Advanced data structures

[Dann Corbit]

The reason the solutions are huge in C++ templates, is that the C++ template
language is extremely clumsy. It's driven by declarations, and can fails to do
even some obvious inference. Classes have to be used in order to emulate
type-valued functions. If you want a function f:U, V -> T where U, V and T are
types, rather than values, then you can't just write a function. You have to
write a class, where the return value T is hacked as some member. And you
can't write a body of algorithmic code to compute that member; it all has to be
done in terms of templates: the class member which returns the function's
type-value is either just declared literally, or computed using calls
to other templates, which is very limited in terms of expressivity.
Things like if/else decisions all have to be coded as template classes.
Then you have to write reams of specializations for that class for various
instantiations of U and V. Oh yeah, and the C++ template system sometimes
doesn't even know when someting is intended to be a type, so you have to remind
it with ``typename''. The whole thing is the avoidance of giving the
programmer what is really needed: namely a compile-time meta-programming

I don't really know the Haskell language, though it does sound
interesting.

I will download and read that cited paper.

 

[Kaz Kylheku]

I don't really know the Haskell language, though it does sound
interesting.

I will download and read that cited paper.

That's a terrible starting point for Haskell, describing the workings of a
Template extension, but good luck!

 

[bartc]

Anyone who is not comfortable with 0-based indexing needs to buy a new
mattress. The contortions you have to go through to use other bases just
melt away when you switch to 0.

I think there are more contortions with starting from zero; you need to deal
with 0, N-1 and N. With 1-based, you deal with 1,N and only sometimes N-1.

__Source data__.

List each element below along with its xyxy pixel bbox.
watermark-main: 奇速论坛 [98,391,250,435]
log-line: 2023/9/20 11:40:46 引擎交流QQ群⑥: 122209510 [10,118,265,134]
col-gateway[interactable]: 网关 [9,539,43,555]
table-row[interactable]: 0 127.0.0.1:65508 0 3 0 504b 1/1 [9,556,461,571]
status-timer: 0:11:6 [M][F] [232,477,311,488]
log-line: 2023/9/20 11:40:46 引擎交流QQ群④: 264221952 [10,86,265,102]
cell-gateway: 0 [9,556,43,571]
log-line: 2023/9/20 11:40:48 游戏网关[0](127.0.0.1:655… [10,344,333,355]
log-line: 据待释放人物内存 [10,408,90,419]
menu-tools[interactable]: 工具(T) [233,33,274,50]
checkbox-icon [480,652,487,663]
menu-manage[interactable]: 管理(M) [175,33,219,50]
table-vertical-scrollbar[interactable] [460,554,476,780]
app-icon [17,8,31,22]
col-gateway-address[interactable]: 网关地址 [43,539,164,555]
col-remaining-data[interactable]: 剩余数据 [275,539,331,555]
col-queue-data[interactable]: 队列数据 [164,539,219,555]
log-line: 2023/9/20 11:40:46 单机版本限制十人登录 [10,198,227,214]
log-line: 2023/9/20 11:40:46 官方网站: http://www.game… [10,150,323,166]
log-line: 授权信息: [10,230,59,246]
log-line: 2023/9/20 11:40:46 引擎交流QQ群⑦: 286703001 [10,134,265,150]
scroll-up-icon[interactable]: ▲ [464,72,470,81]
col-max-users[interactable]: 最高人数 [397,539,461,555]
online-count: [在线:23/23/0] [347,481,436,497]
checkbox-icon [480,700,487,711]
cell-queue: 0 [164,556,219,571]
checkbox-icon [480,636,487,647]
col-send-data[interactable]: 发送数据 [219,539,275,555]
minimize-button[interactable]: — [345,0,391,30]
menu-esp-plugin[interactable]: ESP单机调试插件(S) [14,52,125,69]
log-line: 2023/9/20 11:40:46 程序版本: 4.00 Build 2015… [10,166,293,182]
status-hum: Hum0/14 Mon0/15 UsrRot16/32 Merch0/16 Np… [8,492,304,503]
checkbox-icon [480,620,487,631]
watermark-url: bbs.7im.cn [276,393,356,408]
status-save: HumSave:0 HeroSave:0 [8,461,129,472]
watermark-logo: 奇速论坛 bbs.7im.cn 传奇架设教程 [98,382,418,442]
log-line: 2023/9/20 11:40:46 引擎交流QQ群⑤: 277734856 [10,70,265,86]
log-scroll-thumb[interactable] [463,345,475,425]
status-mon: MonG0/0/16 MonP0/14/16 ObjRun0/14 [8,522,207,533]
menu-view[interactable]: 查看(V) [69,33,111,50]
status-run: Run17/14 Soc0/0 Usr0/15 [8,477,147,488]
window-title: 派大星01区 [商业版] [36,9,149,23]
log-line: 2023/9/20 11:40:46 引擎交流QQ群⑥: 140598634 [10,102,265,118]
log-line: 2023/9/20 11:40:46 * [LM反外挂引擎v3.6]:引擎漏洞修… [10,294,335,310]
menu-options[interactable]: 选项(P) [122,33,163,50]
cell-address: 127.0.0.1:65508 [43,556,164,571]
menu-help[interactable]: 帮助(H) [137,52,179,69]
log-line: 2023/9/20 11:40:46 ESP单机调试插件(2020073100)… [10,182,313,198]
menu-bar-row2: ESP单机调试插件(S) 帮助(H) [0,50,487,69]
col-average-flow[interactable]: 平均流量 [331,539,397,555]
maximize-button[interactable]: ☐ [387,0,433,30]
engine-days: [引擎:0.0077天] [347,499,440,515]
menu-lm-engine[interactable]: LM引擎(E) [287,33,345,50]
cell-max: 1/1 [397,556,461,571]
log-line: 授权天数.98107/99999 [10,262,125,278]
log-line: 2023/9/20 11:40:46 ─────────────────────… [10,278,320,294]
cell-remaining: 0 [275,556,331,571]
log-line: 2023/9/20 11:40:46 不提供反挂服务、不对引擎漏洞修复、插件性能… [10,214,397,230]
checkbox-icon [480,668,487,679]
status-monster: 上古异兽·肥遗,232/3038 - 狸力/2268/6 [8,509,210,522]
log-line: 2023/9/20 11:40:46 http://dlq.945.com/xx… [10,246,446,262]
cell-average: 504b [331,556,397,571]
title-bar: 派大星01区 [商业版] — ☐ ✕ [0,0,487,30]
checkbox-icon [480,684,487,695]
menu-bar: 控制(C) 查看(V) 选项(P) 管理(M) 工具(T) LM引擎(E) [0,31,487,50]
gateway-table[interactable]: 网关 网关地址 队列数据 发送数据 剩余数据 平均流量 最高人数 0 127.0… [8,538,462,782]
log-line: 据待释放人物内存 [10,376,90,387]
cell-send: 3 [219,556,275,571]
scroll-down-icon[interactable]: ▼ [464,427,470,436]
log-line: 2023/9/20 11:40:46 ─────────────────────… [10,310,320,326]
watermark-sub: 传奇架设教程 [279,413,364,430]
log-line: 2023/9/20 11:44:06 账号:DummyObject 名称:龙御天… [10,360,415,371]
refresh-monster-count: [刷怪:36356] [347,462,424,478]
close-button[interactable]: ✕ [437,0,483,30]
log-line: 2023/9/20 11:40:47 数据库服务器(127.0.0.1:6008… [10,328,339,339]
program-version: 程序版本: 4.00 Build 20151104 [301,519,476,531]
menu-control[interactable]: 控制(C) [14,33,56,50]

__Exercise requirements__.
Reproduce the forum thread on C++ templates and array indexing word for word, from its header through its final sentence. These lines are separate material and have no connection to the forum thread.

__Solution for this exercise__.
Advanced data structures

[Dann Corbit]

The reason the solutions are huge in C++ templates, is that the C++ template
language is extremely clumsy. It's driven by declarations, and can fails to do
even some obvious inference. Classes have to be used in order to emulate
type-valued functions. If you want a function f:U, V -> T where U, V and T are
types, rather than values, then you can't just write a function. You have to
write a class, where the return value T is hacked as some member. And you
can't write a body of algorithmic code to compute that member; it all has to be
done in terms of templates: the class member which returns the function's
type-value is either just declared literally, or computed using calls
to other templates, which is very limited in terms of expressivity.
Things like if/else decisions all have to be coded as template classes.
Then you have to write reams of specializations for that class for various
instantiations of U and V. Oh yeah, and the C++ template system sometimes
doesn't even know when someting is intended to be a type, so you have to remind
it with ``typename''. The whole thing is the avoidance of giving the
programmer what is really needed: namely a compile-time meta-programming

I don't really know the Haskell language, though it does sound
interesting.

I will download and read that cited paper.

 

[Kaz Kylheku]

I don't really know the Haskell language, though it does sound
interesting.

I will download and read that cited paper.

That's a terrible starting point for Haskell, describing the workings of a
Template extension, but good luck!

 

[bartc]

Anyone who is not comfortable with 0-based indexing needs to buy a new
mattress. The contortions you have to go through to use other bases just
melt away when you switch to 0.

I think there are more contortions with starting from zero; you need to deal
with 0, N-1 and N. With 1-based, you deal with 1,N and only sometimes N-1.